:: Short problem ::
Report only the number of lines holding "expanded".

— Start Exercise material —

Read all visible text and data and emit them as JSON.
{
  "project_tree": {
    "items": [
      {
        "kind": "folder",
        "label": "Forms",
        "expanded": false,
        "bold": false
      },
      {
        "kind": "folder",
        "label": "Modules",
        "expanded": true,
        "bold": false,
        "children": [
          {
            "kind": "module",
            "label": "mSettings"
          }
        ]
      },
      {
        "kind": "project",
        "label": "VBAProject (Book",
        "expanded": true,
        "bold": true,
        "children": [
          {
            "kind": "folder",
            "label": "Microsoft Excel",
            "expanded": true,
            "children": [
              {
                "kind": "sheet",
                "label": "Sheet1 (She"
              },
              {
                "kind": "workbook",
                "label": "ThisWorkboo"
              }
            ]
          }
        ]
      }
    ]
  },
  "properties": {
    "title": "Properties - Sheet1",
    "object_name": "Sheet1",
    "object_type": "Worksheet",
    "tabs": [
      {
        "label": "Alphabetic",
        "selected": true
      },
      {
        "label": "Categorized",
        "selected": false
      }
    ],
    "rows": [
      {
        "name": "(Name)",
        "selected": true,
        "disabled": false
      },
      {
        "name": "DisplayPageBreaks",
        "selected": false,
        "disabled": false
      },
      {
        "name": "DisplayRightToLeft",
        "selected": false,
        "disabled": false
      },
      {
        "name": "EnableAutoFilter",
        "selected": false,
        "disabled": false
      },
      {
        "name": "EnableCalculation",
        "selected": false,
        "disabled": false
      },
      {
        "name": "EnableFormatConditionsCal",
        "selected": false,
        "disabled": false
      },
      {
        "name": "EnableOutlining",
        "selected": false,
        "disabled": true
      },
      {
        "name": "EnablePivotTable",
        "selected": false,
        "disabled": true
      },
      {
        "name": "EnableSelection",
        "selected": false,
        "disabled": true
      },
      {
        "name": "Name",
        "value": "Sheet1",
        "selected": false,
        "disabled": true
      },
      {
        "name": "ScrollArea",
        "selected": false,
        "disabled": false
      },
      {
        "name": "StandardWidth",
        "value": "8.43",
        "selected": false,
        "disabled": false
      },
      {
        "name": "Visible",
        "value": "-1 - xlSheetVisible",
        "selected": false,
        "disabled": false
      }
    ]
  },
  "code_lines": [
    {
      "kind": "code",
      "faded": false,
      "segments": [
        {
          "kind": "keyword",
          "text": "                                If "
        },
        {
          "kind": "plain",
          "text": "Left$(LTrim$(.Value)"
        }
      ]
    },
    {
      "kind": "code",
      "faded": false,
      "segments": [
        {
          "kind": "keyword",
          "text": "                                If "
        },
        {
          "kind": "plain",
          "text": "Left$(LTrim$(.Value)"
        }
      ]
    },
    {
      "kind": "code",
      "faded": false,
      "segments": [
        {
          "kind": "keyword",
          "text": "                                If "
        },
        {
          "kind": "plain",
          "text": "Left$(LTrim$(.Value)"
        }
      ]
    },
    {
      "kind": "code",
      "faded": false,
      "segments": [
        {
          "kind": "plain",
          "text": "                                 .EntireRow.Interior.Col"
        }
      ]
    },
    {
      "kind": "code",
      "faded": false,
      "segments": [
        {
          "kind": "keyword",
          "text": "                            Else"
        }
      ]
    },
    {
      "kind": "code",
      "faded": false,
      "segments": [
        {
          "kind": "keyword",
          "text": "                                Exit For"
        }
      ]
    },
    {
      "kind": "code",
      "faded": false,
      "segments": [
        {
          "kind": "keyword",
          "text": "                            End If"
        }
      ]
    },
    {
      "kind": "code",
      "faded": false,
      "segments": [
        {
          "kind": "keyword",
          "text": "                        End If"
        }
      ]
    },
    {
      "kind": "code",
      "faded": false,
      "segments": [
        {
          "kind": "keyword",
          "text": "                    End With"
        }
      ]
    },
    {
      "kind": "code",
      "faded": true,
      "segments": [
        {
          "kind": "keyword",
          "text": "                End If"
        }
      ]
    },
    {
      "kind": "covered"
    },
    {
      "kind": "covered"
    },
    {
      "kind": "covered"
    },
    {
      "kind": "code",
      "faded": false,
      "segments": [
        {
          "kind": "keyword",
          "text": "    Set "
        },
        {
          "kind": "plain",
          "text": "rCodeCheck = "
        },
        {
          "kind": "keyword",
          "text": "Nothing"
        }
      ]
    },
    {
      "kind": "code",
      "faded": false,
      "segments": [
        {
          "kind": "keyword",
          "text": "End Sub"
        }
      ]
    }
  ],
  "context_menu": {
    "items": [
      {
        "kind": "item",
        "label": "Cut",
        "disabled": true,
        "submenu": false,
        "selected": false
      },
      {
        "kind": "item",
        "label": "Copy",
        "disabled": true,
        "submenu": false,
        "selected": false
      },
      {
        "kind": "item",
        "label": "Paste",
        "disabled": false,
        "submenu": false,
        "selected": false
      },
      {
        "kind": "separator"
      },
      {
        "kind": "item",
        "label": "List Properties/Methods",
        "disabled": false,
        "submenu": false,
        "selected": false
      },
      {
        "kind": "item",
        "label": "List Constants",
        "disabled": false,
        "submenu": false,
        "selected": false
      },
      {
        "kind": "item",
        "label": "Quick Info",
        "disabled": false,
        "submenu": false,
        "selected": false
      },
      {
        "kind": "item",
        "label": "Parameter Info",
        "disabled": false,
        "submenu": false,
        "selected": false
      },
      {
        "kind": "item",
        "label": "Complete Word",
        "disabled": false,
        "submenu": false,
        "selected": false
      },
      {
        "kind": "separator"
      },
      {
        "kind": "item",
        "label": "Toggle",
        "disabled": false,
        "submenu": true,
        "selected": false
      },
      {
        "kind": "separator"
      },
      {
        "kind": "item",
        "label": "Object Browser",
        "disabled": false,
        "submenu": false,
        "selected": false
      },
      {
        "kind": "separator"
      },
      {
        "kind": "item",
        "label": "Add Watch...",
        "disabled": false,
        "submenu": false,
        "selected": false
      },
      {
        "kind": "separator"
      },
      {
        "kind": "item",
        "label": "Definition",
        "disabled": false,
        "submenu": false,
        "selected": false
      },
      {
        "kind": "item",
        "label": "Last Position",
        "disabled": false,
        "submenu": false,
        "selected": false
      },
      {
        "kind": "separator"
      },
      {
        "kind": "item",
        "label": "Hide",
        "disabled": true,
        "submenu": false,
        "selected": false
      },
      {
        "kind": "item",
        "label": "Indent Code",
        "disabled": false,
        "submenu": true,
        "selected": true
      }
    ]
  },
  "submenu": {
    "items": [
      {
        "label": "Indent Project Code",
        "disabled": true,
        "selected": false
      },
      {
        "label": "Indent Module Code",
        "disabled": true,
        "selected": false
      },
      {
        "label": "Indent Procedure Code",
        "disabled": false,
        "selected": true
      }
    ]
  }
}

— End Exercise material —

:: Result of this task ::
4